**Task objective:** Please retype the data below line for line and leave out every picture.

**Material for the task:**

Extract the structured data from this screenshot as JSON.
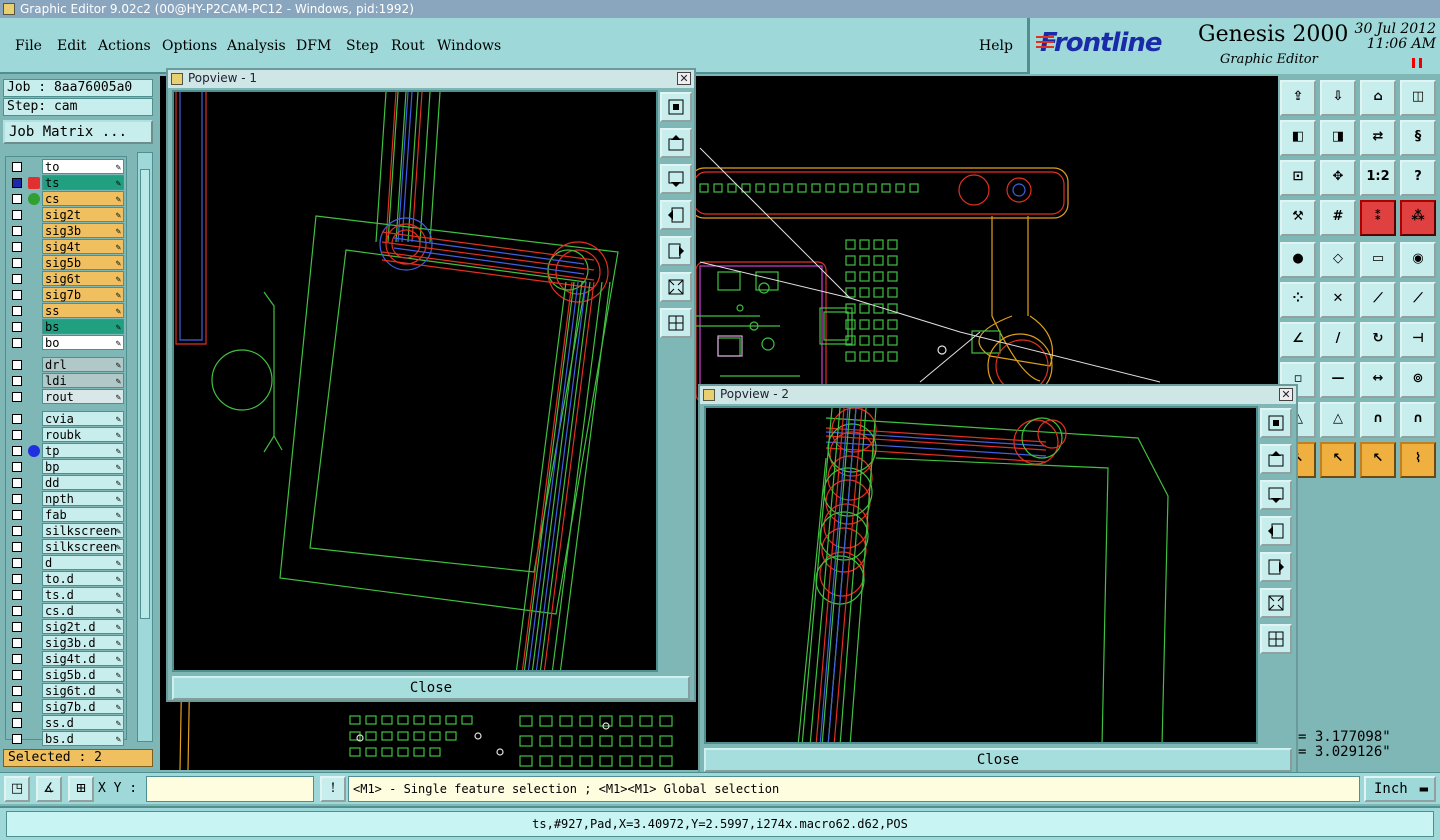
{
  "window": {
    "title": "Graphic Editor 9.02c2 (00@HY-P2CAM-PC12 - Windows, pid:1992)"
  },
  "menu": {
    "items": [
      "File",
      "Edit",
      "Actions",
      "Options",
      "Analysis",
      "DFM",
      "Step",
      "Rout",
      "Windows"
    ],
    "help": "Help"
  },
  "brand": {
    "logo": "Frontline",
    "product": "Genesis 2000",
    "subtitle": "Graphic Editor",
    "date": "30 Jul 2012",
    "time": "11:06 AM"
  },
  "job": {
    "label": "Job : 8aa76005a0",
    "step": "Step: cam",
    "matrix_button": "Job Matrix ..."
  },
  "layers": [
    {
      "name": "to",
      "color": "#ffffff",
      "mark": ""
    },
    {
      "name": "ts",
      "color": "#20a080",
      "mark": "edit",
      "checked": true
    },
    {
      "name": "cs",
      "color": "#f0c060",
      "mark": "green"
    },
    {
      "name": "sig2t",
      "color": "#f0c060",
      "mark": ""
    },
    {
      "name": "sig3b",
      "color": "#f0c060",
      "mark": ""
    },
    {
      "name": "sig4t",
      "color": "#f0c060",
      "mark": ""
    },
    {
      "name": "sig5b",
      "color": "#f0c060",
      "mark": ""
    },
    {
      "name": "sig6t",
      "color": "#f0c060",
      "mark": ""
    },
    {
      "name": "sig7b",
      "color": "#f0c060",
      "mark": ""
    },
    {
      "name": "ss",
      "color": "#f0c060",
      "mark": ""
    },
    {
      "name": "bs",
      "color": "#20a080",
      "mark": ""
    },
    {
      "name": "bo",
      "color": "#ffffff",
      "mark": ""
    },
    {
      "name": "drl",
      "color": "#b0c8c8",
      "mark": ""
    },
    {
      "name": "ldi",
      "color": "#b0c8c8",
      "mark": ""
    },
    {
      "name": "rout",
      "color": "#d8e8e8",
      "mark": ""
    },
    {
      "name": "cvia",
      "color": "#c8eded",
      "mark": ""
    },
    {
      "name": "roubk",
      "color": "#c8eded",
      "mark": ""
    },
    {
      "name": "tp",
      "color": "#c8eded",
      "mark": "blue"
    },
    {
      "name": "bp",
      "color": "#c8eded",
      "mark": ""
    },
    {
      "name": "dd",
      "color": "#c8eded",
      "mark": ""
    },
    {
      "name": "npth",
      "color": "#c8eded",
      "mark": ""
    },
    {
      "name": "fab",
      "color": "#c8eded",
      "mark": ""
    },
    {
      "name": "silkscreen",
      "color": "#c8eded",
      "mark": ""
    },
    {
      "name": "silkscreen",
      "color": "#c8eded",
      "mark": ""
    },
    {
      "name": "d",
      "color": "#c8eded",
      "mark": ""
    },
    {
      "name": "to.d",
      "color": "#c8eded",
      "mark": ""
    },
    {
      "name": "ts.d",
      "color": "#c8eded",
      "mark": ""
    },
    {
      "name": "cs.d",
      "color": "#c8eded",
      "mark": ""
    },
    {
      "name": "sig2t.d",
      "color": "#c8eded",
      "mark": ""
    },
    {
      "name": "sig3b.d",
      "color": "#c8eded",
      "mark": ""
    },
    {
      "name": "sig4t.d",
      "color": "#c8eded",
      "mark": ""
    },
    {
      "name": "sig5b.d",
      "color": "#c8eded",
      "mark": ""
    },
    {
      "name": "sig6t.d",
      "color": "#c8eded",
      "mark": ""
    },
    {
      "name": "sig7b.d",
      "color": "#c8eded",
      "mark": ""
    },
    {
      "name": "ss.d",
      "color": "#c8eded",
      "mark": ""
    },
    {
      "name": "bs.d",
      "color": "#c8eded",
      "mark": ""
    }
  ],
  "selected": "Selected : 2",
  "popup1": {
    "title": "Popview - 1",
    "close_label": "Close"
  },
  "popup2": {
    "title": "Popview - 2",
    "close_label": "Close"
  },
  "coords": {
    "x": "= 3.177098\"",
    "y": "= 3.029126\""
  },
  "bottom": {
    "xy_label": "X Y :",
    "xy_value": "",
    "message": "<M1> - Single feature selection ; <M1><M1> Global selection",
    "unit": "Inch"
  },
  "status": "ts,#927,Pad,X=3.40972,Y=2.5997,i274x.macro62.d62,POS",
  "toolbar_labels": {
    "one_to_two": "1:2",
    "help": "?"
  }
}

**Solution:**
Extract the structured data from this screenshot as JSON.
{
  "window": {
    "title": "Graphic Editor 9.02c2 (00@HY-P2CAM-PC12 - Windows, pid:1992)"
  },
  "menu": {
    "items": [
      "File",
      "Edit",
      "Actions",
      "Options",
      "Analysis",
      "DFM",
      "Step",
      "Rout",
      "Windows"
    ],
    "help": "Help"
  },
  "brand": {
    "logo": "Frontline",
    "product": "Genesis 2000",
    "subtitle": "Graphic Editor",
    "date": "30 Jul 2012",
    "time": "11:06 AM"
  },
  "job": {
    "label": "Job : 8aa76005a0",
    "step": "Step: cam",
    "matrix_button": "Job Matrix ..."
  },
  "layers": [
    {
      "name": "to",
      "color": "#ffffff",
      "mark": ""
    },
    {
      "name": "ts",
      "color": "#20a080",
      "mark": "edit",
      "checked": true
    },
    {
      "name": "cs",
      "color": "#f0c060",
      "mark": "green"
    },
    {
      "name": "sig2t",
      "color": "#f0c060",
      "mark": ""
    },
    {
      "name": "sig3b",
      "color": "#f0c060",
      "mark": ""
    },
    {
      "name": "sig4t",
      "color": "#f0c060",
      "mark": ""
    },
    {
      "name": "sig5b",
      "color": "#f0c060",
      "mark": ""
    },
    {
      "name": "sig6t",
      "color": "#f0c060",
      "mark": ""
    },
    {
      "name": "sig7b",
      "color": "#f0c060",
      "mark": ""
    },
    {
      "name": "ss",
      "color": "#f0c060",
      "mark": ""
    },
    {
      "name": "bs",
      "color": "#20a080",
      "mark": ""
    },
    {
      "name": "bo",
      "color": "#ffffff",
      "mark": ""
    },
    {
      "name": "drl",
      "color": "#b0c8c8",
      "mark": ""
    },
    {
      "name": "ldi",
      "color": "#b0c8c8",
      "mark": ""
    },
    {
      "name": "rout",
      "color": "#d8e8e8",
      "mark": ""
    },
    {
      "name": "cvia",
      "color": "#c8eded",
      "mark": ""
    },
    {
      "name": "roubk",
      "color": "#c8eded",
      "mark": ""
    },
    {
      "name": "tp",
      "color": "#c8eded",
      "mark": "blue"
    },
    {
      "name": "bp",
      "color": "#c8eded",
      "mark": ""
    },
    {
      "name": "dd",
      "color": "#c8eded",
      "mark": ""
    },
    {
      "name": "npth",
      "color": "#c8eded",
      "mark": ""
    },
    {
      "name": "fab",
      "color": "#c8eded",
      "mark": ""
    },
    {
      "name": "silkscreen",
      "color": "#c8eded",
      "mark": ""
    },
    {
      "name": "silkscreen",
      "color": "#c8eded",
      "mark": ""
    },
    {
      "name": "d",
      "color": "#c8eded",
      "mark": ""
    },
    {
      "name": "to.d",
      "color": "#c8eded",
      "mark": ""
    },
    {
      "name": "ts.d",
      "color": "#c8eded",
      "mark": ""
    },
    {
      "name": "cs.d",
      "color": "#c8eded",
      "mark": ""
    },
    {
      "name": "sig2t.d",
      "color": "#c8eded",
      "mark": ""
    },
    {
      "name": "sig3b.d",
      "color": "#c8eded",
      "mark": ""
    },
    {
      "name": "sig4t.d",
      "color": "#c8eded",
      "mark": ""
    },
    {
      "name": "sig5b.d",
      "color": "#c8eded",
      "mark": ""
    },
    {
      "name": "sig6t.d",
      "color": "#c8eded",
      "mark": ""
    },
    {
      "name": "sig7b.d",
      "color": "#c8eded",
      "mark": ""
    },
    {
      "name": "ss.d",
      "color": "#c8eded",
      "mark": ""
    },
    {
      "name": "bs.d",
      "color": "#c8eded",
      "mark": ""
    }
  ],
  "selected": "Selected : 2",
  "popup1": {
    "title": "Popview - 1",
    "close_label": "Close"
  },
  "popup2": {
    "title": "Popview - 2",
    "close_label": "Close"
  },
  "coords": {
    "x": "= 3.177098\"",
    "y": "= 3.029126\""
  },
  "bottom": {
    "xy_label": "X Y :",
    "xy_value": "",
    "message": "<M1> - Single feature selection ; <M1><M1> Global selection",
    "unit": "Inch"
  },
  "status": "ts,#927,Pad,X=3.40972,Y=2.5997,i274x.macro62.d62,POS",
  "toolbar_labels": {
    "one_to_two": "1:2",
    "help": "?"
  }
}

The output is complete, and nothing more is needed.